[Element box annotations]
▼

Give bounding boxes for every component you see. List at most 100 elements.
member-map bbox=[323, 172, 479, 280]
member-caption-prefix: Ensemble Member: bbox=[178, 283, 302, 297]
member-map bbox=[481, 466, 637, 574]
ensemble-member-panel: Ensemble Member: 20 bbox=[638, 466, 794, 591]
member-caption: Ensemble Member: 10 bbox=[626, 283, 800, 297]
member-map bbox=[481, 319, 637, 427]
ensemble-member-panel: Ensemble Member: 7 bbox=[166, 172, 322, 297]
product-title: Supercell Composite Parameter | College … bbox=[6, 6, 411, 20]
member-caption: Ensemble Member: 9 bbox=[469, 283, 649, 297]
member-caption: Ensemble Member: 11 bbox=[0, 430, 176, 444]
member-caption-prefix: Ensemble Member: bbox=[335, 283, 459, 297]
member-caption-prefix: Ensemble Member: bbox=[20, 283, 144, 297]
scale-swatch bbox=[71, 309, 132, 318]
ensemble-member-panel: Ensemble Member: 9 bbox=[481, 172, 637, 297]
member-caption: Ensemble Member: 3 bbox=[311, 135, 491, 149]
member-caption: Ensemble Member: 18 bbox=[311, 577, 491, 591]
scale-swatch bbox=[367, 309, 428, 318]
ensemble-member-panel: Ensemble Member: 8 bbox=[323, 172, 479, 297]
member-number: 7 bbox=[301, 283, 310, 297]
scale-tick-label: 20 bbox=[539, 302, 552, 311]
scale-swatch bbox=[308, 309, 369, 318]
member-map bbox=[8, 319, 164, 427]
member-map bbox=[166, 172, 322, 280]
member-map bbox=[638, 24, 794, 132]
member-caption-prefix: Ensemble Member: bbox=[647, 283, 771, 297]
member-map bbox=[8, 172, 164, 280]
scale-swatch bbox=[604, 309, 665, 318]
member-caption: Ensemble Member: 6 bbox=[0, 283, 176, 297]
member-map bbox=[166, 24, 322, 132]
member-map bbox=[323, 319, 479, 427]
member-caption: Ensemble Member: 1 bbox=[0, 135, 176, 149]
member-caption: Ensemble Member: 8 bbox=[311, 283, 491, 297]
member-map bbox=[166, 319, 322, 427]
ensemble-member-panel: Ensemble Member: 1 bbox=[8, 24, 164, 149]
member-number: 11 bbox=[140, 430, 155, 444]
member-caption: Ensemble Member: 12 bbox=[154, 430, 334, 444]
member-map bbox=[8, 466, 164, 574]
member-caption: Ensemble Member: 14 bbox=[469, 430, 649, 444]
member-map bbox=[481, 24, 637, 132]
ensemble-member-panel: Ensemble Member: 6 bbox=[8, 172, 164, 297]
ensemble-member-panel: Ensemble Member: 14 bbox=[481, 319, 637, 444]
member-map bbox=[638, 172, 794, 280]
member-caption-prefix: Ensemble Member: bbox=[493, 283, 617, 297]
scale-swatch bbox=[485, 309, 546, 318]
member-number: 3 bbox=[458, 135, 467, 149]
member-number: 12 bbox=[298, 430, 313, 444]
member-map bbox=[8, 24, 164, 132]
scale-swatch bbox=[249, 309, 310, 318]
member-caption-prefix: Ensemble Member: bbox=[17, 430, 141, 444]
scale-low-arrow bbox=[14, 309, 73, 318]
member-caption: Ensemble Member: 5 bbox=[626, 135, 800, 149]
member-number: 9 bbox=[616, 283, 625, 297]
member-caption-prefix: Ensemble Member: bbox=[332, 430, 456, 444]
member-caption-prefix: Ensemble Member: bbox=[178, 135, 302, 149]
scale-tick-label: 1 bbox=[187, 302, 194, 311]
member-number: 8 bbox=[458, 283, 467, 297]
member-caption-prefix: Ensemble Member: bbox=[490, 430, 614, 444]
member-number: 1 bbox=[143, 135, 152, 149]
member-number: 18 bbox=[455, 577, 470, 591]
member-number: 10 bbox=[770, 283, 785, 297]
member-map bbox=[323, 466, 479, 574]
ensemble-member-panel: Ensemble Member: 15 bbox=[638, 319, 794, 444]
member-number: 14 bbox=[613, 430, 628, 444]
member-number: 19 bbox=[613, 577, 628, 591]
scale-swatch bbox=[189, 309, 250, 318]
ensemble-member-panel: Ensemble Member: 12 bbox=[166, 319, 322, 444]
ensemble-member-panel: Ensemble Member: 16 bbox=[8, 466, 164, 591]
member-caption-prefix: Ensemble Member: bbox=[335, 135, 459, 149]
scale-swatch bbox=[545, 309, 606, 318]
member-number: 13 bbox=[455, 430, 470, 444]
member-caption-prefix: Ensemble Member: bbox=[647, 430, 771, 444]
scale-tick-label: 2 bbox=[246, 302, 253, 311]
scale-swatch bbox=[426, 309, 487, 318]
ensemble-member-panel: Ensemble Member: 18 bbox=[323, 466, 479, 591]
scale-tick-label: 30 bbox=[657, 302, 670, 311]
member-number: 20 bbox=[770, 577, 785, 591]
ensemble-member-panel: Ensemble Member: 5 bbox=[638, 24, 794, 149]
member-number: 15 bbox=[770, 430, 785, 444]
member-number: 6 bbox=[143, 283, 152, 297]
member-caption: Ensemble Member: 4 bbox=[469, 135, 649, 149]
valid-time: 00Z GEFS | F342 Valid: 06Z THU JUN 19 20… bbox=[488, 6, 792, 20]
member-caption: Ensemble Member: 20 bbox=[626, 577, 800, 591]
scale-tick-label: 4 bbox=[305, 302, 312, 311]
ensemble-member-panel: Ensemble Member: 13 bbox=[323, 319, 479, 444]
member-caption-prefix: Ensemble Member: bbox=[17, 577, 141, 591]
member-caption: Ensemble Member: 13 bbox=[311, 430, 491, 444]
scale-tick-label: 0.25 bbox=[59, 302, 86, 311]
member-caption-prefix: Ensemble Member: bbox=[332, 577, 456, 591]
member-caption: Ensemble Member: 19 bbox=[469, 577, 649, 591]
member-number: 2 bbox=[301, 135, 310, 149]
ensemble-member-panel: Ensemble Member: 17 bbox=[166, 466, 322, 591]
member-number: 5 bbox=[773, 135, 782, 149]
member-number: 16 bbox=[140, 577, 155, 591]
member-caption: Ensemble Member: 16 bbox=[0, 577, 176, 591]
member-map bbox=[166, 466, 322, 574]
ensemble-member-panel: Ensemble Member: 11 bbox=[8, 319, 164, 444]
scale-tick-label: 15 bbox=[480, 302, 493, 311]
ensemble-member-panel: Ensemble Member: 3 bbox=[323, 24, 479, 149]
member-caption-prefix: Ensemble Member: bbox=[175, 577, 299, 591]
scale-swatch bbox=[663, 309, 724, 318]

▲

GOAL: Copy out the items above word for word, from the first line through the line containing "member-caption: Ensemble Member: 1 bbox=[0, 135, 176, 149]", including both ends.

ANSWER TO THE TASK:
Give bounding boxes for every component you see. List at most 100 elements.
member-map bbox=[323, 172, 479, 280]
member-caption-prefix: Ensemble Member: bbox=[178, 283, 302, 297]
member-map bbox=[481, 466, 637, 574]
ensemble-member-panel: Ensemble Member: 20 bbox=[638, 466, 794, 591]
member-caption: Ensemble Member: 10 bbox=[626, 283, 800, 297]
member-map bbox=[481, 319, 637, 427]
ensemble-member-panel: Ensemble Member: 7 bbox=[166, 172, 322, 297]
product-title: Supercell Composite Parameter | College … bbox=[6, 6, 411, 20]
member-caption: Ensemble Member: 9 bbox=[469, 283, 649, 297]
member-caption: Ensemble Member: 11 bbox=[0, 430, 176, 444]
member-caption-prefix: Ensemble Member: bbox=[335, 283, 459, 297]
member-caption-prefix: Ensemble Member: bbox=[20, 283, 144, 297]
scale-swatch bbox=[71, 309, 132, 318]
ensemble-member-panel: Ensemble Member: 9 bbox=[481, 172, 637, 297]
member-caption: Ensemble Member: 3 bbox=[311, 135, 491, 149]
member-caption: Ensemble Member: 18 bbox=[311, 577, 491, 591]
scale-swatch bbox=[367, 309, 428, 318]
ensemble-member-panel: Ensemble Member: 8 bbox=[323, 172, 479, 297]
member-number: 7 bbox=[301, 283, 310, 297]
scale-tick-label: 20 bbox=[539, 302, 552, 311]
scale-swatch bbox=[308, 309, 369, 318]
member-map bbox=[8, 319, 164, 427]
member-map bbox=[166, 172, 322, 280]
member-map bbox=[638, 24, 794, 132]
member-caption-prefix: Ensemble Member: bbox=[647, 283, 771, 297]
member-map bbox=[8, 172, 164, 280]
scale-swatch bbox=[604, 309, 665, 318]
member-caption: Ensemble Member: 6 bbox=[0, 283, 176, 297]
member-map bbox=[166, 24, 322, 132]
member-map bbox=[323, 319, 479, 427]
member-caption: Ensemble Member: 1 bbox=[0, 135, 176, 149]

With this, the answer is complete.